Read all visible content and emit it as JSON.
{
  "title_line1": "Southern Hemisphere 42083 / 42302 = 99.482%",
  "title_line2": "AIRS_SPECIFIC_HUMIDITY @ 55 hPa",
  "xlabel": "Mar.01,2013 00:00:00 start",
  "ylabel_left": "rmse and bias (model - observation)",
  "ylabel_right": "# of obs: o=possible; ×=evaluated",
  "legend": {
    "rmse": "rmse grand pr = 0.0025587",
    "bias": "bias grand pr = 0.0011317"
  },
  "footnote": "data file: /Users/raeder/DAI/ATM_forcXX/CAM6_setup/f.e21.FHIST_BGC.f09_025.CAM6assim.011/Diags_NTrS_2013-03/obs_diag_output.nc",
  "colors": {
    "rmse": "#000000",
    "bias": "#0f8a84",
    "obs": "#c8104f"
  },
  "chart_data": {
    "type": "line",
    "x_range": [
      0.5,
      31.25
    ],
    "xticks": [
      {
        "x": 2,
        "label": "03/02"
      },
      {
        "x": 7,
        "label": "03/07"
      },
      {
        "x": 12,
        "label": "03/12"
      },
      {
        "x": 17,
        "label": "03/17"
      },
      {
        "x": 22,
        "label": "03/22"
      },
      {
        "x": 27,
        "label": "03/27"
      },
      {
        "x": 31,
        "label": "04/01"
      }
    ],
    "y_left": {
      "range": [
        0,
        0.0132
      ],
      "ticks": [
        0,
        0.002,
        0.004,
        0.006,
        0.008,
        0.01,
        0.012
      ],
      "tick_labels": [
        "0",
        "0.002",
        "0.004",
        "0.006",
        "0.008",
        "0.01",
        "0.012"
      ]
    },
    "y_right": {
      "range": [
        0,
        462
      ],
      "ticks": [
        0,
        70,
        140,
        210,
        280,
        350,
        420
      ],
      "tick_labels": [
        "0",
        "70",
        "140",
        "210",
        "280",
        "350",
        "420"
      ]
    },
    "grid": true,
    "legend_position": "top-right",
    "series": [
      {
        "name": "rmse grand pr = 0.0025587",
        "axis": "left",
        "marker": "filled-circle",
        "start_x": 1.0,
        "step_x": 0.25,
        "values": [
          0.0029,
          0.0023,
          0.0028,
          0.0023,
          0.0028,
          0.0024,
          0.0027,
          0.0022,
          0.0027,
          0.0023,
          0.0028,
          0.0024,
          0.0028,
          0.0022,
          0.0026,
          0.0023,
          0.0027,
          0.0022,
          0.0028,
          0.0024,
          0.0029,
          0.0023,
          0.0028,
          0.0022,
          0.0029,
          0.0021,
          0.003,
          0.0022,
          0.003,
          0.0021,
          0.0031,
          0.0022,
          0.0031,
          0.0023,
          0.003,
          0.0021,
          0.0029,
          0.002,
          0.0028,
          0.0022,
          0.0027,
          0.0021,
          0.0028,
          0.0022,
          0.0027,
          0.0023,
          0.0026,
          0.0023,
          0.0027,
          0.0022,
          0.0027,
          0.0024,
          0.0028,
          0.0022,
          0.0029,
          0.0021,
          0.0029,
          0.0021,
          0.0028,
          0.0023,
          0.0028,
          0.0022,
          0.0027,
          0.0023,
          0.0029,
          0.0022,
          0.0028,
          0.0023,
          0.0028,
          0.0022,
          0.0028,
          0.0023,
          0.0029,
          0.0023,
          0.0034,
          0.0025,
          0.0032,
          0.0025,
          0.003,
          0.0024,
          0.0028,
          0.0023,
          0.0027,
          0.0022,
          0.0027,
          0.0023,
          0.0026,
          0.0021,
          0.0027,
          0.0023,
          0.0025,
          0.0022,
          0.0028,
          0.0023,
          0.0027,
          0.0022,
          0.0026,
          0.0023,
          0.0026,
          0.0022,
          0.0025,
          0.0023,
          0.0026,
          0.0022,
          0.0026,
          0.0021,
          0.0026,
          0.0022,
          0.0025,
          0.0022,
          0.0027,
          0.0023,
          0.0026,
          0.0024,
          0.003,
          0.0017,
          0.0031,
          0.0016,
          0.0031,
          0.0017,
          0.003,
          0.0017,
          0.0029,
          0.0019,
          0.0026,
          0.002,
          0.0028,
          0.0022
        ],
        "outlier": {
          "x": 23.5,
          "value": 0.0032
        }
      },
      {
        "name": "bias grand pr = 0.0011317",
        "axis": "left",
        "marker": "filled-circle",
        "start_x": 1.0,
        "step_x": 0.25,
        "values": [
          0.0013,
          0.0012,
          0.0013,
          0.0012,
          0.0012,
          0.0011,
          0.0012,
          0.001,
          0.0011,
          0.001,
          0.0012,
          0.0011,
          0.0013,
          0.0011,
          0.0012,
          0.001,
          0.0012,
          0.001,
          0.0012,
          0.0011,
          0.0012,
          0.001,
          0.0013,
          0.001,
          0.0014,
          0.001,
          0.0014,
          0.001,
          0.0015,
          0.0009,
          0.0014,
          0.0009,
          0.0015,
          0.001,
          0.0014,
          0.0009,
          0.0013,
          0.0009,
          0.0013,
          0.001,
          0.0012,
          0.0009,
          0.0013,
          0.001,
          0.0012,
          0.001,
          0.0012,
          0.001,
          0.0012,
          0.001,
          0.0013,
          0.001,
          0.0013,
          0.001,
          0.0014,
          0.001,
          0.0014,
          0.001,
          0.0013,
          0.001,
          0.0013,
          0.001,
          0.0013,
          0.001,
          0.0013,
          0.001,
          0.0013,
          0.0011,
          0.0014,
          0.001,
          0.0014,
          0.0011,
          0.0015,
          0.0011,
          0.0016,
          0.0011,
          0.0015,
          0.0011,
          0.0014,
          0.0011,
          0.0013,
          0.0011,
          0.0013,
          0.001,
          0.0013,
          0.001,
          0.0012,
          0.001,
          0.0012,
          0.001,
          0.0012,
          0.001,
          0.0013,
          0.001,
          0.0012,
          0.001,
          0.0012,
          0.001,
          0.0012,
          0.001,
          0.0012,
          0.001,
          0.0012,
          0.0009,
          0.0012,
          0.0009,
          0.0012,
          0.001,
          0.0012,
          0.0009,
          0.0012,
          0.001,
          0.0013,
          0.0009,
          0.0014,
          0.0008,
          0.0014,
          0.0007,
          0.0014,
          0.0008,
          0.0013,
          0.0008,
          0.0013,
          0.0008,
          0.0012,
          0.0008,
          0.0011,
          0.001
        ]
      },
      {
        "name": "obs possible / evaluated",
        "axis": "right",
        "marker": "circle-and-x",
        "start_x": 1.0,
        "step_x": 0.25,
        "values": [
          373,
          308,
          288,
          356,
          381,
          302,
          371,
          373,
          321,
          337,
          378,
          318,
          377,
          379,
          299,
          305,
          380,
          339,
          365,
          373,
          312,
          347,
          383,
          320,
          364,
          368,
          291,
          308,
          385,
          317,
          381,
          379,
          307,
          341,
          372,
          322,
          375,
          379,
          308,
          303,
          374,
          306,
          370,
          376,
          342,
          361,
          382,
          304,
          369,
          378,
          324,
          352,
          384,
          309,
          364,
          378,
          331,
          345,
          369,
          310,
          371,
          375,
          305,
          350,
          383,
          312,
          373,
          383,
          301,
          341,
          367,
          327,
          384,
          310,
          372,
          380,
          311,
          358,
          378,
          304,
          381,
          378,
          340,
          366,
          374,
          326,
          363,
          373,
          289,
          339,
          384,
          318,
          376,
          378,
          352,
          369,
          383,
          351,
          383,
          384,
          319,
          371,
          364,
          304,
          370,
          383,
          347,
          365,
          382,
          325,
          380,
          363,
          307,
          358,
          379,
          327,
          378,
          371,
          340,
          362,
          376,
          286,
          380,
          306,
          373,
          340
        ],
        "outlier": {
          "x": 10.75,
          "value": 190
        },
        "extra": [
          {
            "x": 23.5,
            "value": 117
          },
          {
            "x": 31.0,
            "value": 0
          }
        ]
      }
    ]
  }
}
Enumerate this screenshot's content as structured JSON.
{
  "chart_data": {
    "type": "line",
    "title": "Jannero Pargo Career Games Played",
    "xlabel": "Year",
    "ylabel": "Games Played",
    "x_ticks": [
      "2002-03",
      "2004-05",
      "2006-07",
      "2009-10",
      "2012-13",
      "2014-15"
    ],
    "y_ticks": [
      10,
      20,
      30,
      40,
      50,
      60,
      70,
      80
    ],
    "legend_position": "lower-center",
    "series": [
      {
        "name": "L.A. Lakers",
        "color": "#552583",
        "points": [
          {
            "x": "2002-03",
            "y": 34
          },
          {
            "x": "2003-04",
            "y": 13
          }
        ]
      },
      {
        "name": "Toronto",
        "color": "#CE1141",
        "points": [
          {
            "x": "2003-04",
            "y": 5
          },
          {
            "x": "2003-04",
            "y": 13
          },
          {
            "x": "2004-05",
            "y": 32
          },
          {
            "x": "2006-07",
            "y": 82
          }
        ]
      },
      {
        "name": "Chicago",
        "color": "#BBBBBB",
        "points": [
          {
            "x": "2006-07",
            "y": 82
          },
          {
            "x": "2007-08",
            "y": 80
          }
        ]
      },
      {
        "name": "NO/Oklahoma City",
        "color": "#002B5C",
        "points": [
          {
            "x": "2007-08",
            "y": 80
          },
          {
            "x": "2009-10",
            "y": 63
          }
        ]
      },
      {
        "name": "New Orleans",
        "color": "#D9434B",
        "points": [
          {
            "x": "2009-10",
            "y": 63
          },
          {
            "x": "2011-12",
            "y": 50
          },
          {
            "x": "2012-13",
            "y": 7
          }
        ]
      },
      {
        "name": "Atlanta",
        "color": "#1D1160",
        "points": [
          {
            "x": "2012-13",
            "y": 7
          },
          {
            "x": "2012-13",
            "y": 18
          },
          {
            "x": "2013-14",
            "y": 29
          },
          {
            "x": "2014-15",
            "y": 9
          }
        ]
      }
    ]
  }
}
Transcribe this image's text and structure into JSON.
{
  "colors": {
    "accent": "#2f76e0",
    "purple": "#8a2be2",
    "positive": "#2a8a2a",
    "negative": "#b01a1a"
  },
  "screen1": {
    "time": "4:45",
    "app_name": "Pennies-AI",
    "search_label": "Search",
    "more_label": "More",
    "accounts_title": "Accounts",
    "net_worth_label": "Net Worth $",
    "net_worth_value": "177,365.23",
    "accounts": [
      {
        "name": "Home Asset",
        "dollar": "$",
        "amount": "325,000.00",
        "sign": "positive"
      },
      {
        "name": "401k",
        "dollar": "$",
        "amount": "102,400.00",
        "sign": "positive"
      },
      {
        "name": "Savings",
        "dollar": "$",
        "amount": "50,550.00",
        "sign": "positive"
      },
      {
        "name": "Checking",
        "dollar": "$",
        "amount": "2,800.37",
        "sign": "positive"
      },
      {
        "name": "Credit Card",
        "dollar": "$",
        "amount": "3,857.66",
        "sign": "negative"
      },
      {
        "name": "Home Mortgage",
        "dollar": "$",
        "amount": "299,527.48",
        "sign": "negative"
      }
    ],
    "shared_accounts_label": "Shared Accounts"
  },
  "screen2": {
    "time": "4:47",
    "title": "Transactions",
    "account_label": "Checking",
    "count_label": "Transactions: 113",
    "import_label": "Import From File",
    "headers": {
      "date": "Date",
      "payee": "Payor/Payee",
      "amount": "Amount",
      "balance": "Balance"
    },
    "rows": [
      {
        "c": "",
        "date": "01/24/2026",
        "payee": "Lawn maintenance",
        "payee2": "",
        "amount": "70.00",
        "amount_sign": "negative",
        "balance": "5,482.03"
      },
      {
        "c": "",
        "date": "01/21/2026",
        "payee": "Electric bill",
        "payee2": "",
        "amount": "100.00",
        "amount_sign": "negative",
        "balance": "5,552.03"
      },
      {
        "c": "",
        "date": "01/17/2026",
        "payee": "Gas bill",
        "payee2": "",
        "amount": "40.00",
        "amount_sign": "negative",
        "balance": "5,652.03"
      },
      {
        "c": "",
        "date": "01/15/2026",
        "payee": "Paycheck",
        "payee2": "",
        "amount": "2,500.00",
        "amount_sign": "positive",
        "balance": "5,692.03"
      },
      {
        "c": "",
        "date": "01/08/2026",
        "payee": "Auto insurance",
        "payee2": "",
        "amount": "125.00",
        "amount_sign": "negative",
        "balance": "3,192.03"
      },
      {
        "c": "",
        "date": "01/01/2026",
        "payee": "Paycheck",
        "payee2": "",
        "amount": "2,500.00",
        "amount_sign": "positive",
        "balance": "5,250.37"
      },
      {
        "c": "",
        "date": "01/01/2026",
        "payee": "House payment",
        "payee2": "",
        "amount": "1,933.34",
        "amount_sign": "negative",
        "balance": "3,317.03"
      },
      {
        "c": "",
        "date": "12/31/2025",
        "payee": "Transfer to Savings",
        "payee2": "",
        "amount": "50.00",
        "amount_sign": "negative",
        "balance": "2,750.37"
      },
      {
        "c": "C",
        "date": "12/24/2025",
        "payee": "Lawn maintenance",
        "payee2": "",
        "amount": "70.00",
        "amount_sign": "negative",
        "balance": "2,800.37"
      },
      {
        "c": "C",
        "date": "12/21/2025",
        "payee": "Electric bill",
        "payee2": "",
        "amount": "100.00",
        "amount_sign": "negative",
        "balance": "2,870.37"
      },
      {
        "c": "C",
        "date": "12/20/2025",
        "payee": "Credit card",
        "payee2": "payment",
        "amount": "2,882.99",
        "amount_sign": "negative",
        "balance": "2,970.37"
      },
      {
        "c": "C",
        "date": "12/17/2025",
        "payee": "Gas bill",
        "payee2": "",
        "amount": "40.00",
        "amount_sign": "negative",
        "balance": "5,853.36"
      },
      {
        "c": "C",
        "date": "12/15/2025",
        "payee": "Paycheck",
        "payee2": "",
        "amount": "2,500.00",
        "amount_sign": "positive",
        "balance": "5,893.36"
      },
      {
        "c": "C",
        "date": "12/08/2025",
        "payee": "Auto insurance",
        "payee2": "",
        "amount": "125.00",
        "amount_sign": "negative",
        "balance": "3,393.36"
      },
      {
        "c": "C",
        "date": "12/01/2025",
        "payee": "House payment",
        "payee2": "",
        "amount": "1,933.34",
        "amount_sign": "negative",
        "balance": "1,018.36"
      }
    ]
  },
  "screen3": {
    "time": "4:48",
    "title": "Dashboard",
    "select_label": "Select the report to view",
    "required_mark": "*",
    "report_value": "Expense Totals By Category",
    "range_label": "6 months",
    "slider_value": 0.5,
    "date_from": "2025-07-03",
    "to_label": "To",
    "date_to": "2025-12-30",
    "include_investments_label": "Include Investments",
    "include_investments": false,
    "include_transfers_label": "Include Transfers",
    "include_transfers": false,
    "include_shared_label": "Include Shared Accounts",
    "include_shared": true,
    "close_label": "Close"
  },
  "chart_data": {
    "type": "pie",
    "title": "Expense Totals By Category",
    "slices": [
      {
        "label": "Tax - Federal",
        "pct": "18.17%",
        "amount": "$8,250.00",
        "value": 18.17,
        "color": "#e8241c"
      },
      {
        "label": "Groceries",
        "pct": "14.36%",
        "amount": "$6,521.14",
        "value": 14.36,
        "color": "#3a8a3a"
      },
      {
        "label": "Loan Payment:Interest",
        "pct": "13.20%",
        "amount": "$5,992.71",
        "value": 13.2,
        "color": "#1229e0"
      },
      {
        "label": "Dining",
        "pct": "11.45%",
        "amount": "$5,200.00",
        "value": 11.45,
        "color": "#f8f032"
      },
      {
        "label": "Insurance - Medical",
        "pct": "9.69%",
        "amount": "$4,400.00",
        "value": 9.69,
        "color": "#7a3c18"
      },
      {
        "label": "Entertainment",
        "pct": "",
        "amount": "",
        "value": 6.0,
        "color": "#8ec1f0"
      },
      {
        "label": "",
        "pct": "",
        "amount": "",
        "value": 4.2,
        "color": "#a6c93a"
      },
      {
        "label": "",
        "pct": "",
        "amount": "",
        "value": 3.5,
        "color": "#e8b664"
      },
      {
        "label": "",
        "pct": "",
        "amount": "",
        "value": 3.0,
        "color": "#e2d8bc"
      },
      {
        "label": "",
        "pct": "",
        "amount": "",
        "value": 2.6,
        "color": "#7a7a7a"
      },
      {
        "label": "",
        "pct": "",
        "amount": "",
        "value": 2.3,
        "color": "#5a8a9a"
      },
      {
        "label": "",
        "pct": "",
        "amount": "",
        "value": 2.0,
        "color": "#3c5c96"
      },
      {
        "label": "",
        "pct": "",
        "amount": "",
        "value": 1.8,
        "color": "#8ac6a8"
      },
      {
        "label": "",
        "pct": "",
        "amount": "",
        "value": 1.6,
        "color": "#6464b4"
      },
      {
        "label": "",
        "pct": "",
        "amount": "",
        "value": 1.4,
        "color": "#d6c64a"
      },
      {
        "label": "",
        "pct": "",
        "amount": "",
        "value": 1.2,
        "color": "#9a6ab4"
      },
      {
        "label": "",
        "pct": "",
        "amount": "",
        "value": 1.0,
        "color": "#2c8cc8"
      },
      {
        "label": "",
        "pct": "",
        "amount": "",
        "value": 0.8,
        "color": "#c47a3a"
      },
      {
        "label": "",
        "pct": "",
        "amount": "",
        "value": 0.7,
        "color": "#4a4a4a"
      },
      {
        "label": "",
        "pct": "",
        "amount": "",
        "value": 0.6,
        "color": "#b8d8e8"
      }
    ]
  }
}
···
The word "possible" appears in how many lines of the data? Answer with only the number.

2